─── THE DATA
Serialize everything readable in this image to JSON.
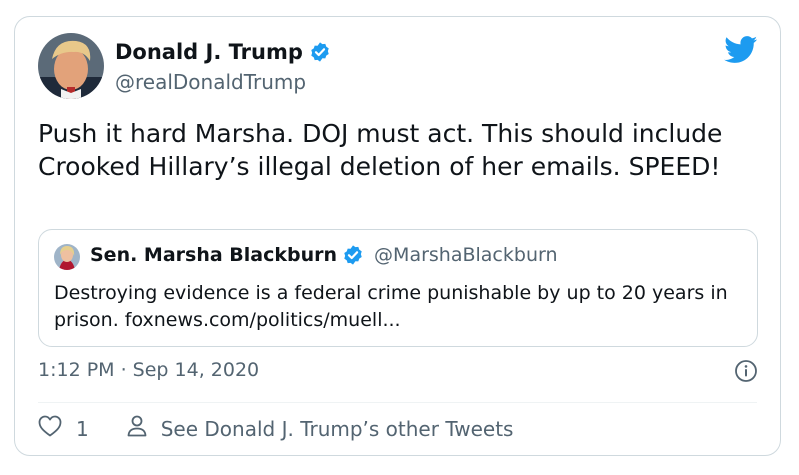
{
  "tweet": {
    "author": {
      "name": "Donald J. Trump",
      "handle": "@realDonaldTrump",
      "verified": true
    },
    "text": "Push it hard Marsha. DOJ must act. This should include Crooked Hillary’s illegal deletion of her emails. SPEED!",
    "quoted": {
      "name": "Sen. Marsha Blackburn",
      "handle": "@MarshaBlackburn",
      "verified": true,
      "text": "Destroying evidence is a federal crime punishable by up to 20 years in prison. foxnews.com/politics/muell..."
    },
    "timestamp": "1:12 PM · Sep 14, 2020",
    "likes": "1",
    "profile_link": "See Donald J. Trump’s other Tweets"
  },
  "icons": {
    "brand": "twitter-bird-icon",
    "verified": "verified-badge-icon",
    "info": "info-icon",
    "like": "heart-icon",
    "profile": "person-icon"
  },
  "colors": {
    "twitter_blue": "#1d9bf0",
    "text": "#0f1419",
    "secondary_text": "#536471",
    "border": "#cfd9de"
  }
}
──────
■ **TASK OBJECTIVE**: Copy out every line from the records that has the word "handle".

■ **WRITTEN REPLY**:
      "handle": "@realDonaldTrump",
      "handle": "@MarshaBlackburn",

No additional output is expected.